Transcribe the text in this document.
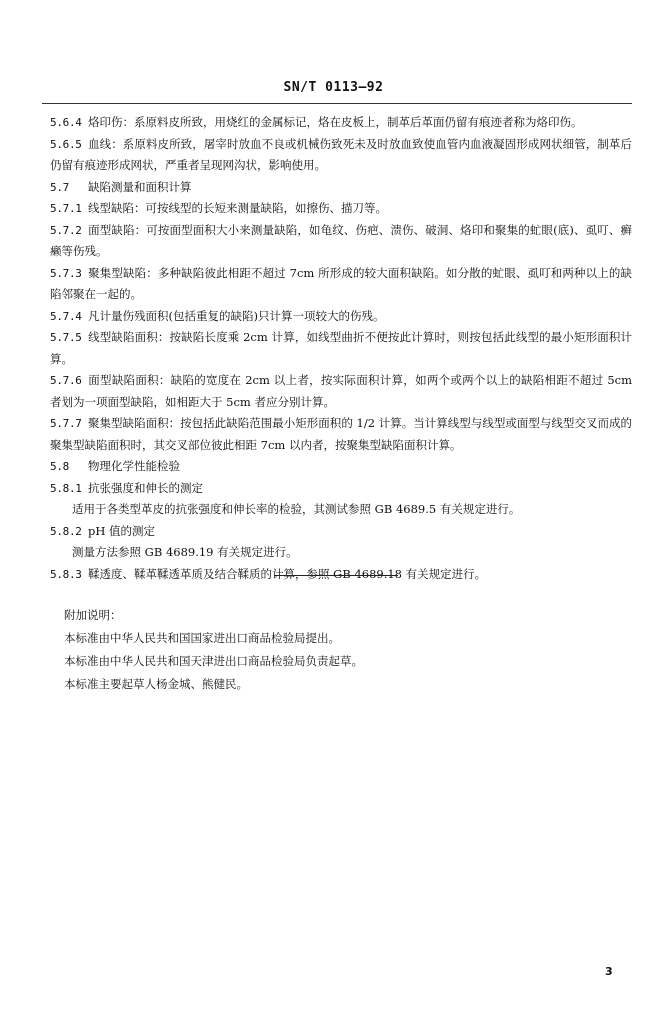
SN/T 0113—92

5.6.4 烙印伤：系原料皮所致，用烧红的金属标记，烙在皮板上，制革后革面仍留有痕迹者称为烙印伤。

5.6.5 血线：系原料皮所致，屠宰时放血不良或机械伤致死未及时放血致使血管内血液凝固形成网状细管，制革后仍留有痕迹形成网状，严重者呈现网沟状，影响使用。

5.7 缺陷测量和面积计算

5.7.1 线型缺陷：可按线型的长短来测量缺陷，如擦伤、描刀等。

5.7.2 面型缺陷：可按面型面积大小来测量缺陷，如龟纹、伤疤、溃伤、破洞、烙印和聚集的虻眼(底)、虱叮、癣癞等伤残。

5.7.3 聚集型缺陷：多种缺陷彼此相距不超过 7cm 所形成的较大面积缺陷。如分散的虻眼、虱叮和两种以上的缺陷邻聚在一起的。

5.7.4 凡计量伤残面积(包括重复的缺陷)只计算一项较大的伤残。

5.7.5 线型缺陷面积：按缺陷长度乘 2cm 计算，如线型曲折不便按此计算时，则按包括此线型的最小矩形面积计算。

5.7.6 面型缺陷面积：缺陷的宽度在 2cm 以上者，按实际面积计算，如两个或两个以上的缺陷相距不超过 5cm 者划为一项面型缺陷，如相距大于 5cm 者应分别计算。

5.7.7 聚集型缺陷面积：按包括此缺陷范围最小矩形面积的 1/2 计算。当计算线型与线型或面型与线型交叉而成的聚集型缺陷面积时，其交叉部位彼此相距 7cm 以内者，按聚集型缺陷面积计算。

5.8 物理化学性能检验

5.8.1 抗张强度和伸长的测定

适用于各类型革皮的抗张强度和伸长率的检验，其测试参照 GB 4689.5 有关规定进行。

5.8.2 pH 值的测定

测量方法参照 GB 4689.19 有关规定进行。

5.8.3 鞣透度、鞣革鞣透革质及结合鞣质的计算，参照 GB 4689.18 有关规定进行。

附加说明：

本标准由中华人民共和国国家进出口商品检验局提出。

本标准由中华人民共和国天津进出口商品检验局负责起草。

本标准主要起草人杨金城、熊健民。

3
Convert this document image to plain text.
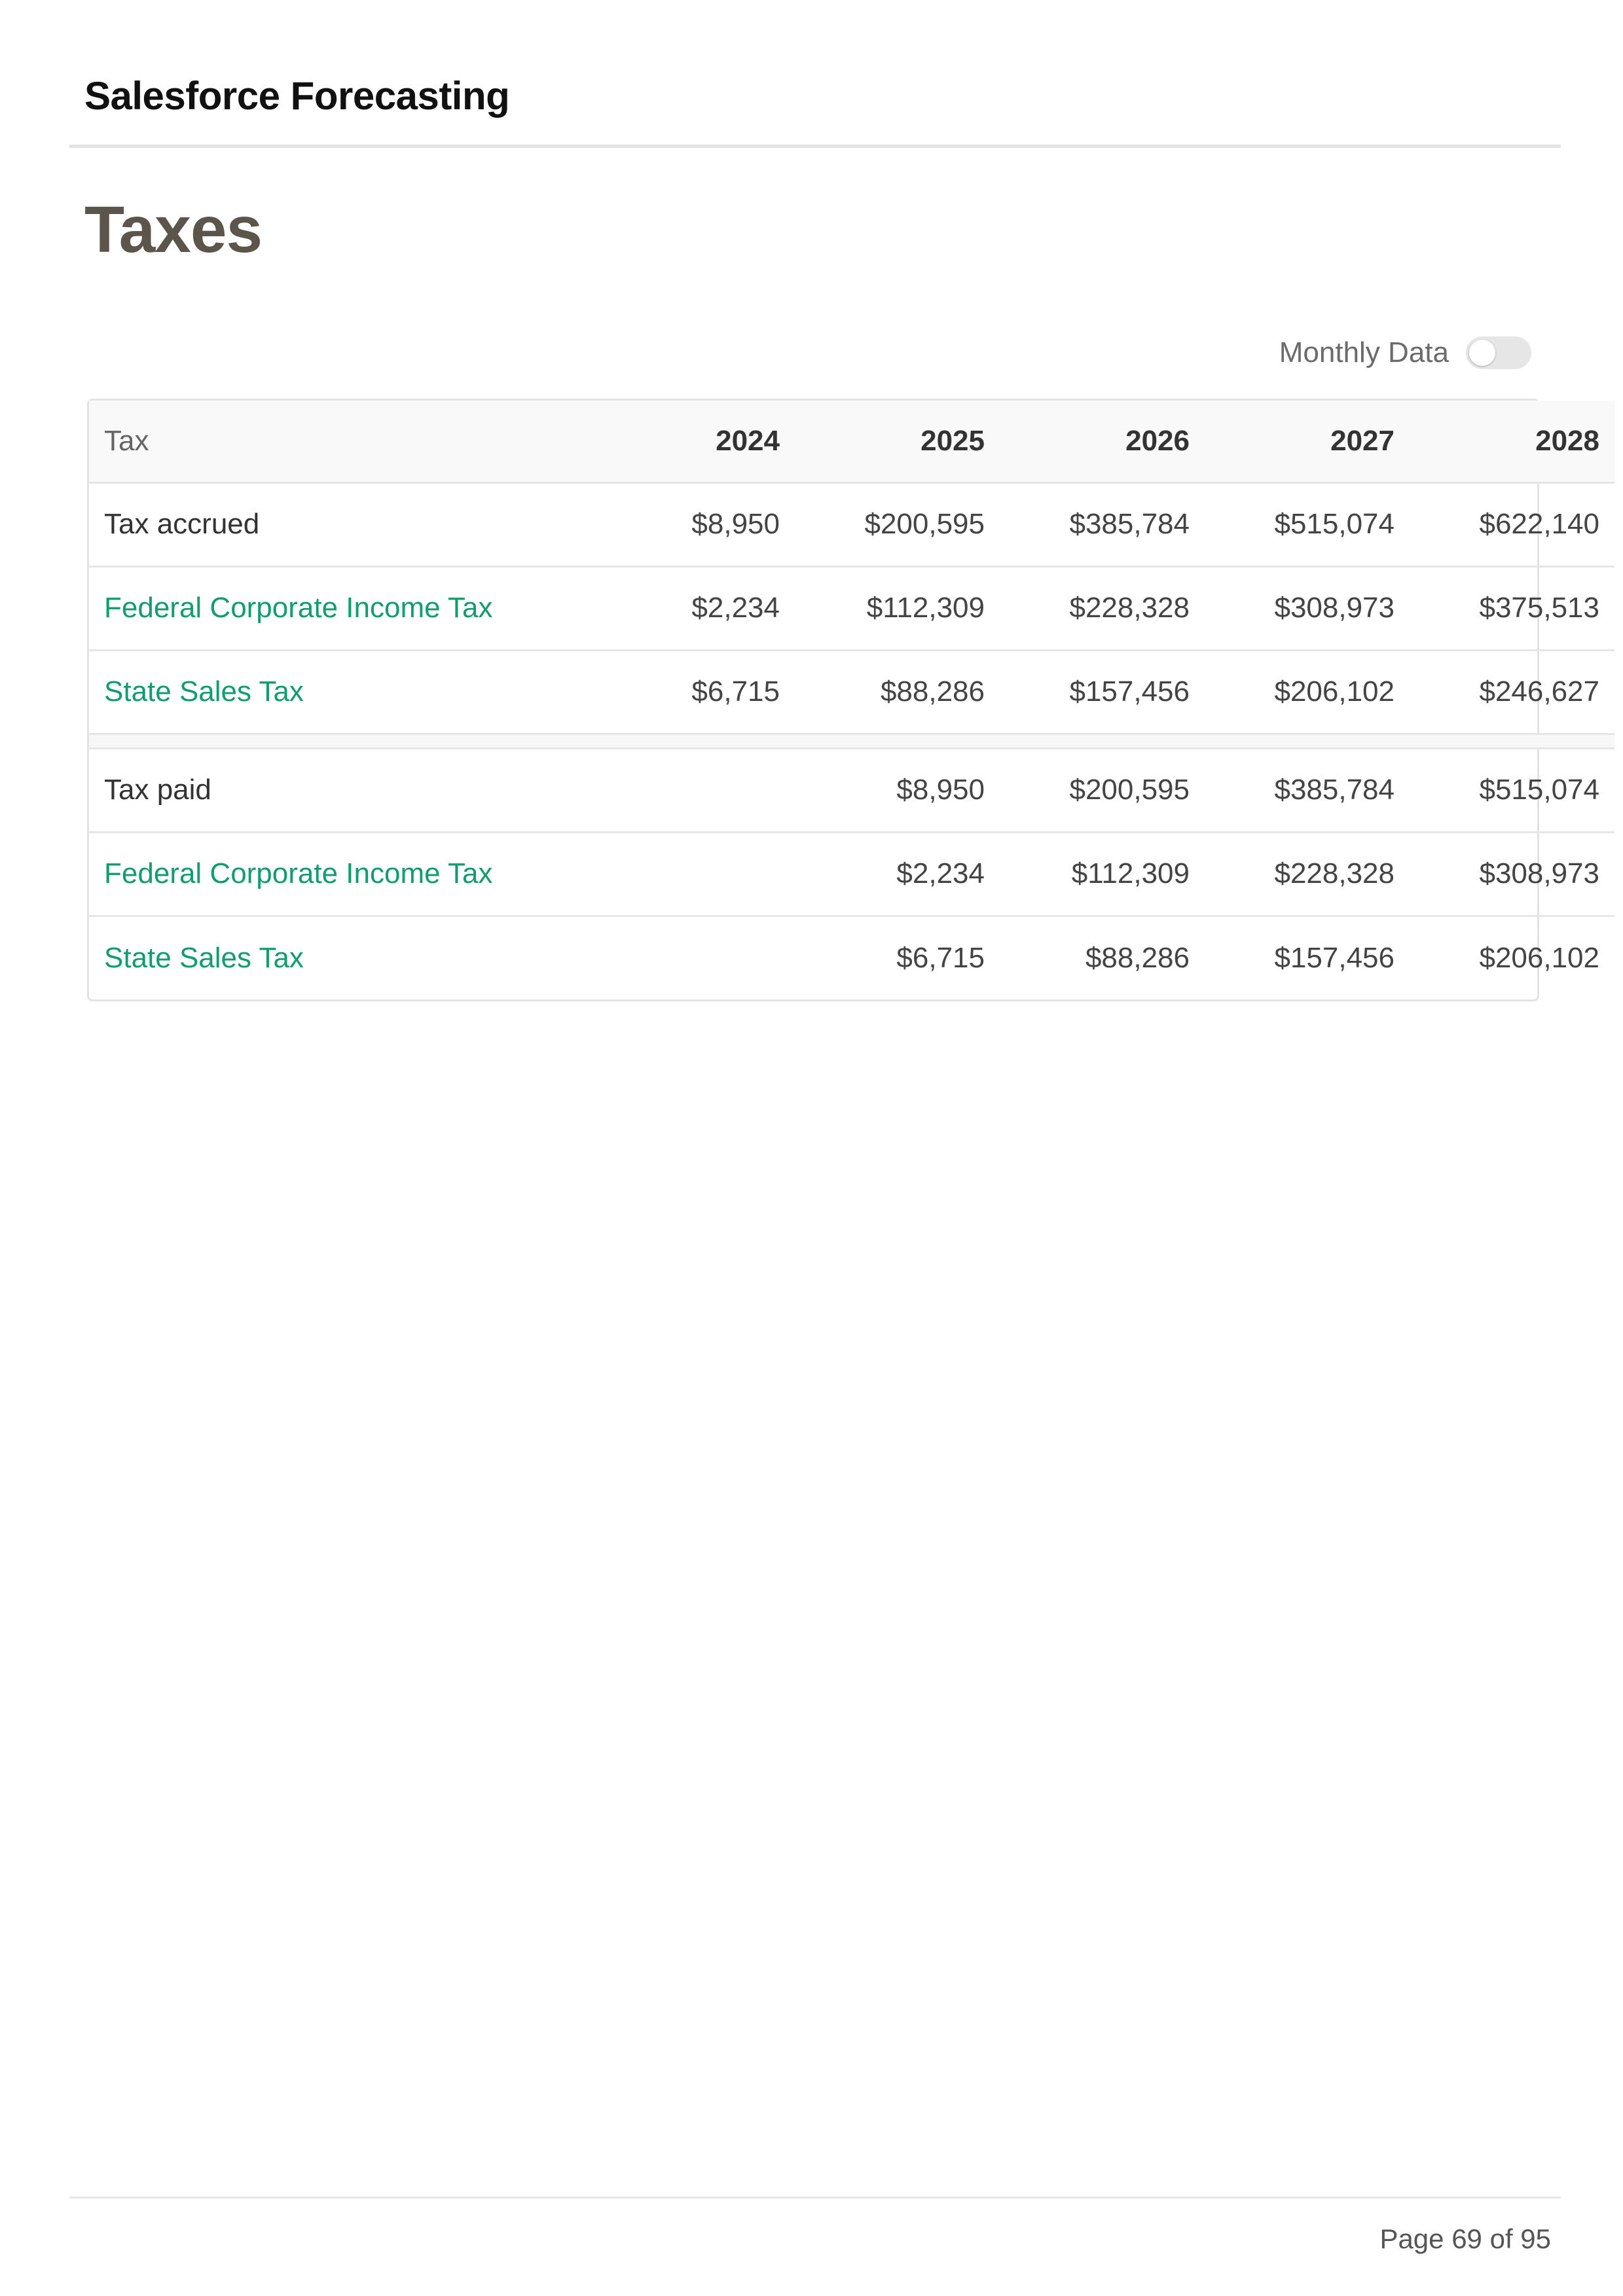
Salesforce Forecasting
Taxes
Monthly Data
Tax	2024	2025	2026	2027	2028
Tax accrued	$8,950	$200,595	$385,784	$515,074	$622,140
Federal Corporate Income Tax	$2,234	$112,309	$228,328	$308,973	$375,513
State Sales Tax	$6,715	$88,286	$157,456	$206,102	$246,627

Tax paid		$8,950	$200,595	$385,784	$515,074
Federal Corporate Income Tax		$2,234	$112,309	$228,328	$308,973
State Sales Tax		$6,715	$88,286	$157,456	$206,102
Page 69 of 95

+ + + +

## [YOUR GOAL]
Pull out every line above that holds the word "有关规定进行".

## [RESULT FOR THIS EXERCISE]
适用于各类型革皮的抗张强度和伸长率的检验，其测试参照 GB 4689.5 有关规定进行。
测量方法参照 GB 4689.19 有关规定进行。
5.8.3 鞣透度、鞣革鞣透革质及结合鞣质的计算，参照 GB 4689.18 有关规定进行。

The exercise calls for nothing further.